> EXERCISE TASK:
Reproduce all the material exactly, minus any pictures it holds.
%%
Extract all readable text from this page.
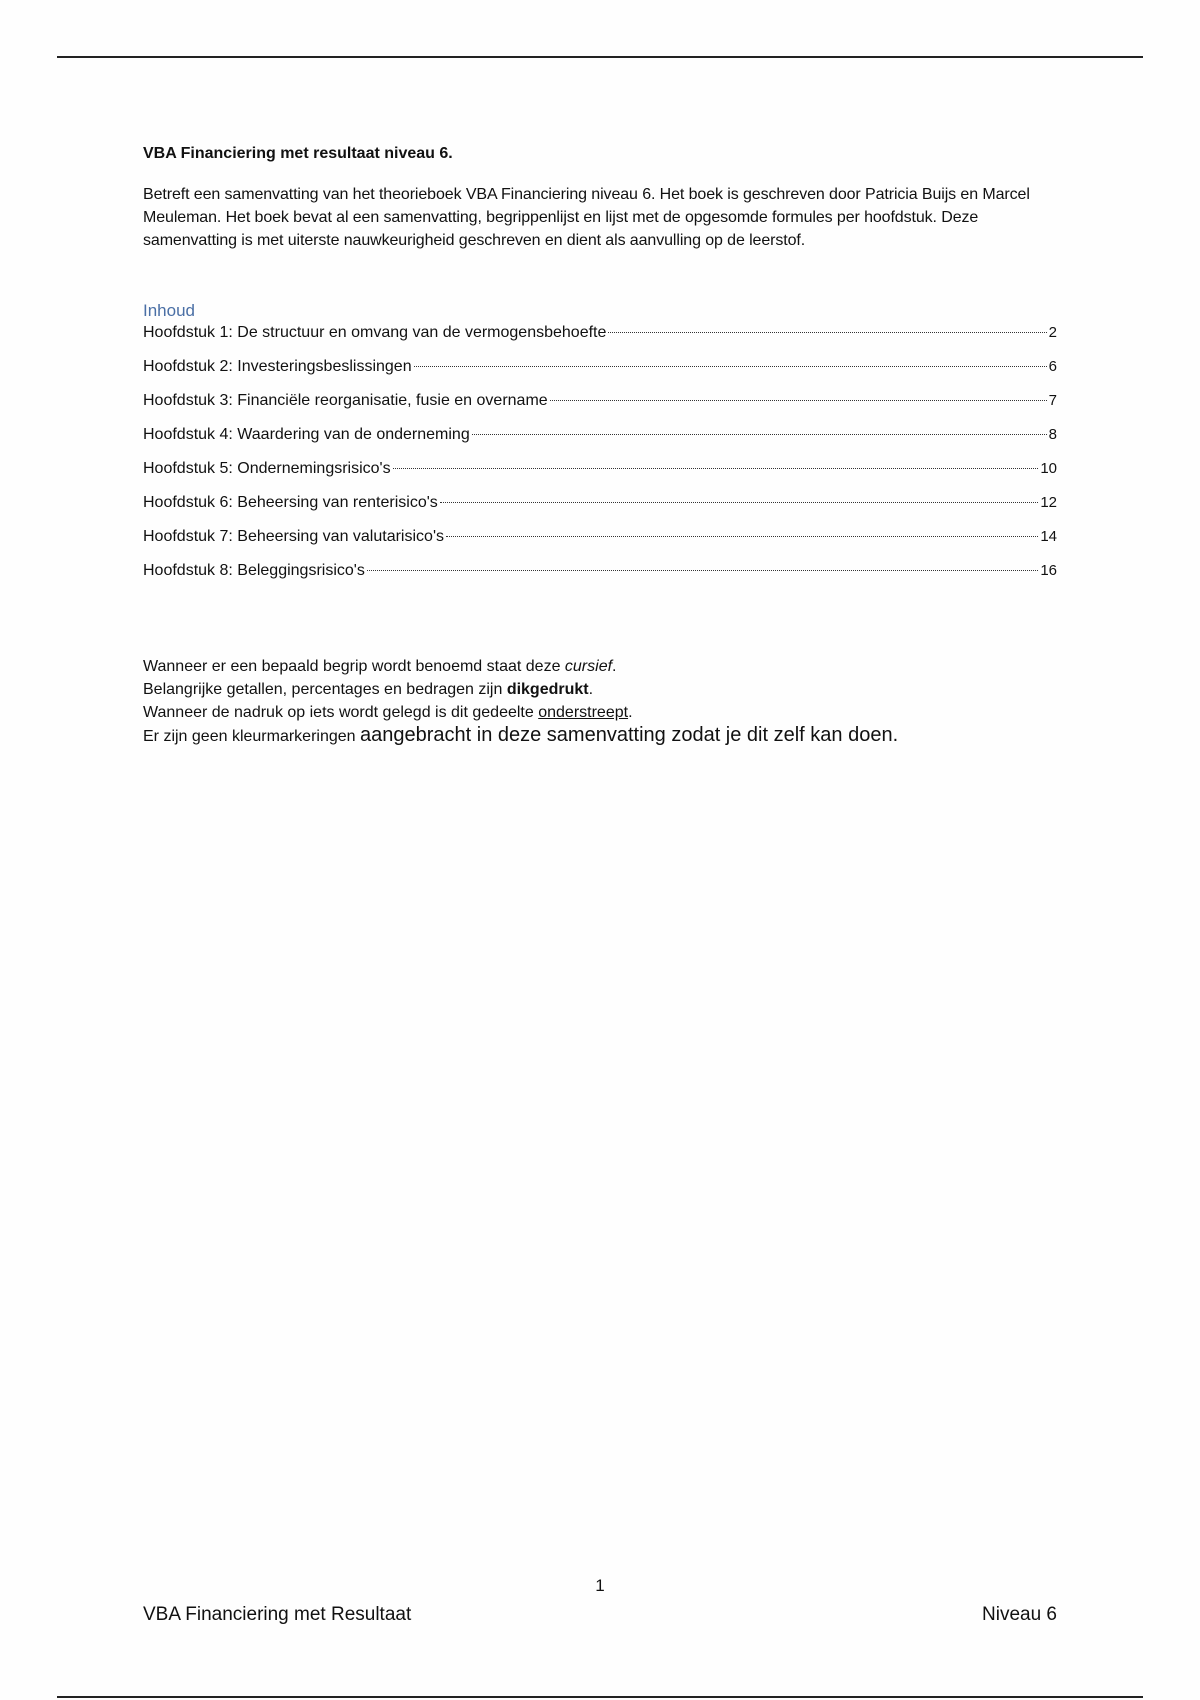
VBA Financiering met resultaat niveau 6.

Betreft een samenvatting van het theorieboek VBA Financiering niveau 6. Het boek is geschreven door Patricia Buijs en Marcel Meuleman. Het boek bevat al een samenvatting, begrippenlijst en lijst met de opgesomde formules per hoofdstuk. Deze samenvatting is met uiterste nauwkeurigheid geschreven en dient als aanvulling op de leerstof.

Inhoud
Hoofdstuk 1: De structuur en omvang van de vermogensbehoefte	2
Hoofdstuk 2: Investeringsbeslissingen	6
Hoofdstuk 3: Financiële reorganisatie, fusie en overname	7
Hoofdstuk 4: Waardering van de onderneming	8
Hoofdstuk 5: Ondernemingsrisico's	10
Hoofdstuk 6: Beheersing van renterisico's	12
Hoofdstuk 7: Beheersing van valutarisico's	14
Hoofdstuk 8: Beleggingsrisico's	16

Wanneer er een bepaald begrip wordt benoemd staat deze cursief.

Belangrijke getallen, percentages en bedragen zijn dikgedrukt.

Wanneer de nadruk op iets wordt gelegd is dit gedeelte onderstreept.

Er zijn geen kleurmarkeringen aangebracht in deze samenvatting zodat je dit zelf kan doen.

1
VBA Financiering met Resultaat	Niveau 6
%%
> RESPONSE TO THIS EXERCISE:
Extract all readable text from this page.
VBA Financiering met resultaat niveau 6.

Betreft een samenvatting van het theorieboek VBA Financiering niveau 6. Het boek is geschreven door Patricia Buijs en Marcel Meuleman. Het boek bevat al een samenvatting, begrippenlijst en lijst met de opgesomde formules per hoofdstuk. Deze samenvatting is met uiterste nauwkeurigheid geschreven en dient als aanvulling op de leerstof.

Inhoud
Hoofdstuk 1: De structuur en omvang van de vermogensbehoefte	2
Hoofdstuk 2: Investeringsbeslissingen	6
Hoofdstuk 3: Financiële reorganisatie, fusie en overname	7
Hoofdstuk 4: Waardering van de onderneming	8
Hoofdstuk 5: Ondernemingsrisico's	10
Hoofdstuk 6: Beheersing van renterisico's	12
Hoofdstuk 7: Beheersing van valutarisico's	14
Hoofdstuk 8: Beleggingsrisico's	16

Wanneer er een bepaald begrip wordt benoemd staat deze cursief.

Belangrijke getallen, percentages en bedragen zijn dikgedrukt.

Wanneer de nadruk op iets wordt gelegd is dit gedeelte onderstreept.

Er zijn geen kleurmarkeringen aangebracht in deze samenvatting zodat je dit zelf kan doen.

1
VBA Financiering met Resultaat	Niveau 6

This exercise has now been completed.